[begin SUPPLIED DATA]
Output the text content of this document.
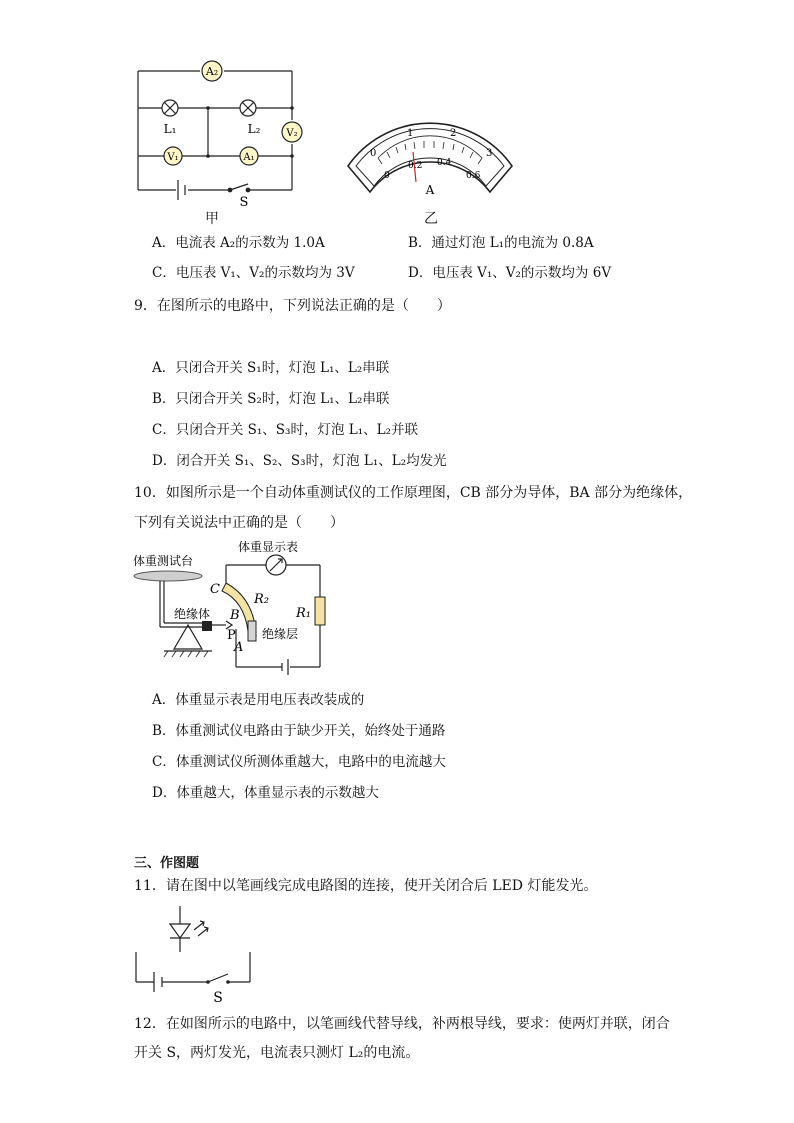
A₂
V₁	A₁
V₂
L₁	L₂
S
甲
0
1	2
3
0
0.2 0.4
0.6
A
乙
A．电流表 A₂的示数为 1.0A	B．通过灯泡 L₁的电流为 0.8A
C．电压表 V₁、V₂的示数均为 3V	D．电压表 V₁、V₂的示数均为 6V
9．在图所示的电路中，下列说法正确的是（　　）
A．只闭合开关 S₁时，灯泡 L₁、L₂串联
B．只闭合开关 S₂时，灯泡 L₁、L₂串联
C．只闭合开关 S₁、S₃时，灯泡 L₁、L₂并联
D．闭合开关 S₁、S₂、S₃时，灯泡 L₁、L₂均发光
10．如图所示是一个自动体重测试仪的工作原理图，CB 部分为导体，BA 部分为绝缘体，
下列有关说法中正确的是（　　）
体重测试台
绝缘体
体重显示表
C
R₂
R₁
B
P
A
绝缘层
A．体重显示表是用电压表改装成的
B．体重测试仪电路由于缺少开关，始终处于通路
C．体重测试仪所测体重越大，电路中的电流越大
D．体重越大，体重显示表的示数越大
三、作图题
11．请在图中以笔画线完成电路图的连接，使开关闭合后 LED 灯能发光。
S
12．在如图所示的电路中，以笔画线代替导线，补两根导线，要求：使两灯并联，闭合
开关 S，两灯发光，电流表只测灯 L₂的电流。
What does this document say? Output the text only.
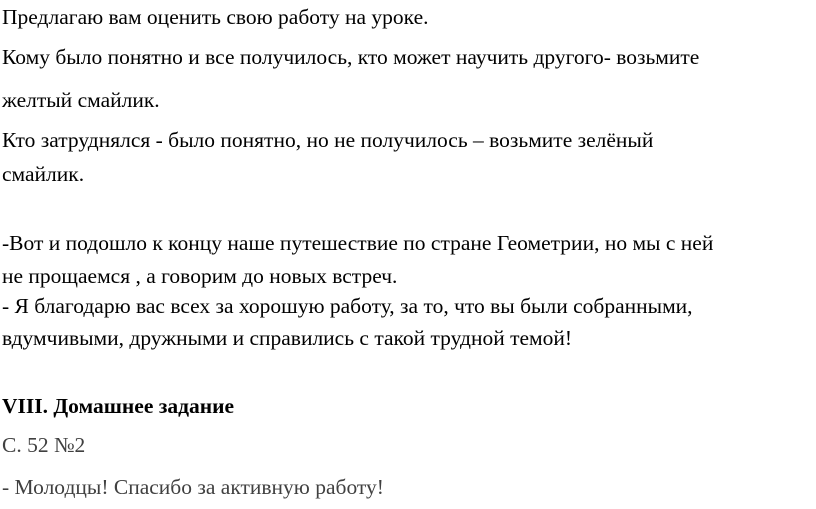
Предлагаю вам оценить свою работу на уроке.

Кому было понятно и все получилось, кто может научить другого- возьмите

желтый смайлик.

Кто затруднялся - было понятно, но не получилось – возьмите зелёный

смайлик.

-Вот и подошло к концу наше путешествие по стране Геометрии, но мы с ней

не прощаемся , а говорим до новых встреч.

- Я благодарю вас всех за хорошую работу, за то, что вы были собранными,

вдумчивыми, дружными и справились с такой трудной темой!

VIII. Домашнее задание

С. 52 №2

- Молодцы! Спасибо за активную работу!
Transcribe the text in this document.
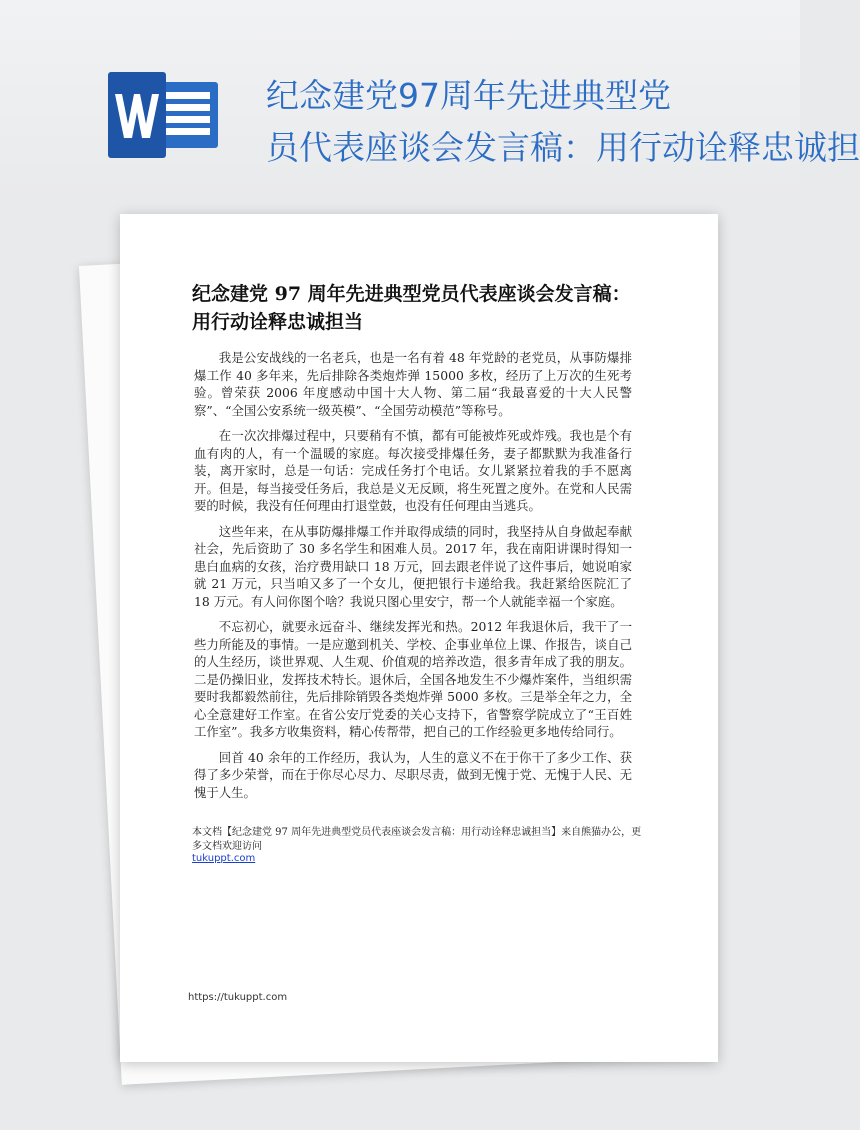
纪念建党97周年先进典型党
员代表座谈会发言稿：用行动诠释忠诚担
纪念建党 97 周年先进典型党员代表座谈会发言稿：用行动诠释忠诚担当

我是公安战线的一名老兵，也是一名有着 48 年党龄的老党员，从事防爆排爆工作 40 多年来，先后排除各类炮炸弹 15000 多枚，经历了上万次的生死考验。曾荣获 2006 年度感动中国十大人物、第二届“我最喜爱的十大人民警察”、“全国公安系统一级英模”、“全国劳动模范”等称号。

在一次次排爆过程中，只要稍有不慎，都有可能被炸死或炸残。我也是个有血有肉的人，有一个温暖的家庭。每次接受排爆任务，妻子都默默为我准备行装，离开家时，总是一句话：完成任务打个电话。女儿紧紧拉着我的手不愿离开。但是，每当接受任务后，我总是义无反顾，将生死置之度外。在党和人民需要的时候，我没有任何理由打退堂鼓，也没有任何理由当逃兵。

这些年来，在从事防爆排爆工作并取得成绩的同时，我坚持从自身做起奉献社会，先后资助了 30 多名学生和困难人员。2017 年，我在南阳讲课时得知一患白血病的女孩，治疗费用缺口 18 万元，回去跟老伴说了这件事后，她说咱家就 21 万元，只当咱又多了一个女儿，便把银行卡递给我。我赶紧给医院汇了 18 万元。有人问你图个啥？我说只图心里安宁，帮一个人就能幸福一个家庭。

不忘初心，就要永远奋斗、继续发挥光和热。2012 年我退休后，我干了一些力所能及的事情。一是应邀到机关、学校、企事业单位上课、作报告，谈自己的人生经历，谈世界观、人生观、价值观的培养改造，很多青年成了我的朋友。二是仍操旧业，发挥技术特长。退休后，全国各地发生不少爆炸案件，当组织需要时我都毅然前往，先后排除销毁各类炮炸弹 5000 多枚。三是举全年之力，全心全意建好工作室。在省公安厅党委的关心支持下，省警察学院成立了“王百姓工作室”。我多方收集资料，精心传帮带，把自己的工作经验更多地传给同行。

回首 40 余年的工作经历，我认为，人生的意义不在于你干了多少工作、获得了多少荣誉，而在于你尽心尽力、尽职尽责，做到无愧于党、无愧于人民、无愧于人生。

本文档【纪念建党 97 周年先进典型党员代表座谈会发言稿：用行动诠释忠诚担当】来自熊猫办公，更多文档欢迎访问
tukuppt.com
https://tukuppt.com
[end SUPPLIED DATA]
[begin SUPPLIED DATA]
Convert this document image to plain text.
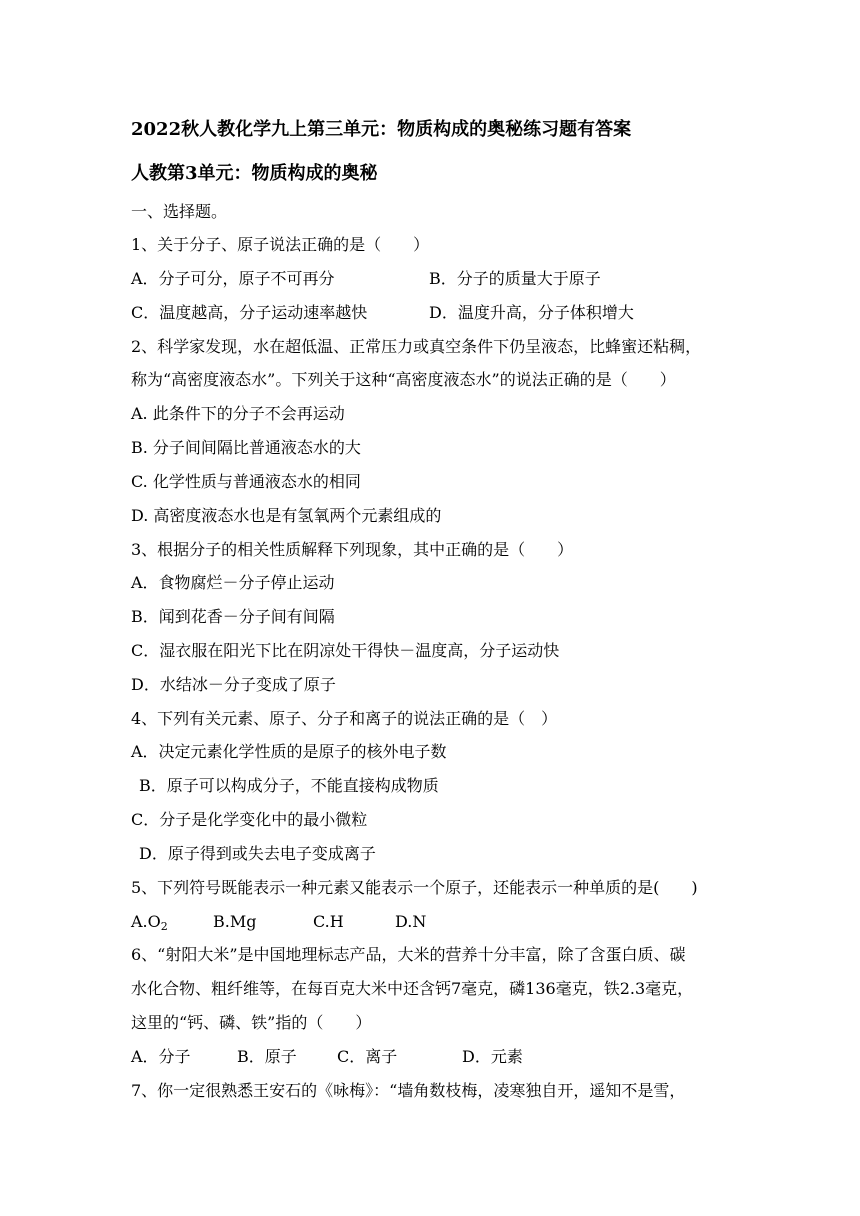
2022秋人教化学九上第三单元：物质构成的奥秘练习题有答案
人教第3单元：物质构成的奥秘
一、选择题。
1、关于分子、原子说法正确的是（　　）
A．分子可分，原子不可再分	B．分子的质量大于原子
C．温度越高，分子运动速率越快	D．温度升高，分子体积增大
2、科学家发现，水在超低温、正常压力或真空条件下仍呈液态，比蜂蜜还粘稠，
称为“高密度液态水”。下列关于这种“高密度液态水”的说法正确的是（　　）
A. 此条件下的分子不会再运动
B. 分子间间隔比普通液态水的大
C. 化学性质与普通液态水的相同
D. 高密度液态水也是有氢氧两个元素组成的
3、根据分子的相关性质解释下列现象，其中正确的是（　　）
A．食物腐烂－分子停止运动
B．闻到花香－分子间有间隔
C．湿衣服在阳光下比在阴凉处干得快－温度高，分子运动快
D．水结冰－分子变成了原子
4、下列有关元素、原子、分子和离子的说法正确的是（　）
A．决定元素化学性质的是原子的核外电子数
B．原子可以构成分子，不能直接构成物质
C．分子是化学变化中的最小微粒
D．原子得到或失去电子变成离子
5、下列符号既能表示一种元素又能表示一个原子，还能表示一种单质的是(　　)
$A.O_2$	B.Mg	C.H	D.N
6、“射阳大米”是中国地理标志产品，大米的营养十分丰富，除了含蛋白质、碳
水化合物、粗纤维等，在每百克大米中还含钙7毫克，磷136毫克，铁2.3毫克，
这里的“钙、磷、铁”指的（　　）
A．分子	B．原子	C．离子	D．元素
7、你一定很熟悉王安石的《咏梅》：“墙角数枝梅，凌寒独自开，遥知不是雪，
[end SUPPLIED DATA]
[begin SUPPLIED DATA]
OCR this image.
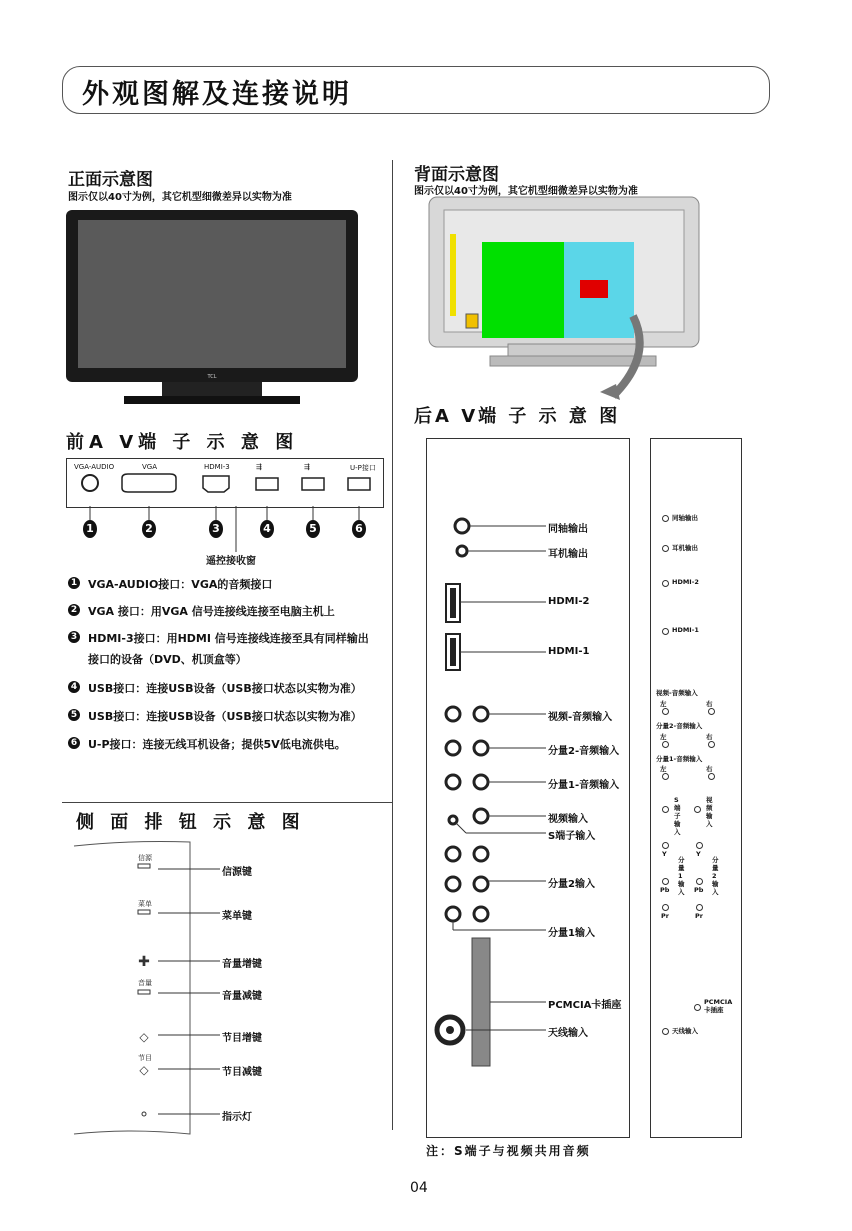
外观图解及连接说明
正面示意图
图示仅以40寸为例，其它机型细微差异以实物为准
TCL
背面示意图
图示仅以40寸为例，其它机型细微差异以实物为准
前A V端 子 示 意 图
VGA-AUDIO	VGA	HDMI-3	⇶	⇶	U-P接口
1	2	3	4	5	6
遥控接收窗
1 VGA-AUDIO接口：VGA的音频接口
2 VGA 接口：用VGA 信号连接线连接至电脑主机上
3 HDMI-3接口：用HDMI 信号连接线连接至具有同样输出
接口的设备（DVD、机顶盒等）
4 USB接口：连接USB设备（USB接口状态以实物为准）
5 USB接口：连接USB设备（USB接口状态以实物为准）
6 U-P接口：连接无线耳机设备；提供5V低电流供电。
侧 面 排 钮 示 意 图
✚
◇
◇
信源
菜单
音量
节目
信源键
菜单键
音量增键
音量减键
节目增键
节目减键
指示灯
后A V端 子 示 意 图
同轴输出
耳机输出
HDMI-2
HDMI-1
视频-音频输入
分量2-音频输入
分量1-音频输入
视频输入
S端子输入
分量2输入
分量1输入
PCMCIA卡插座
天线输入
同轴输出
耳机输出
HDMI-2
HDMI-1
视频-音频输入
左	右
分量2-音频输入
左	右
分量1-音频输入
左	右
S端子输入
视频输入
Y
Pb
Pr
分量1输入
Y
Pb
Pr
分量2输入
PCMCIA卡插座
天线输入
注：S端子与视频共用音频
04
[end SUPPLIED DATA]
## WHAT YOU NEED TO DO
What count of lines in the listing contain the word "получилось"? Reply with the number only.

## EXERCISE RESULT
2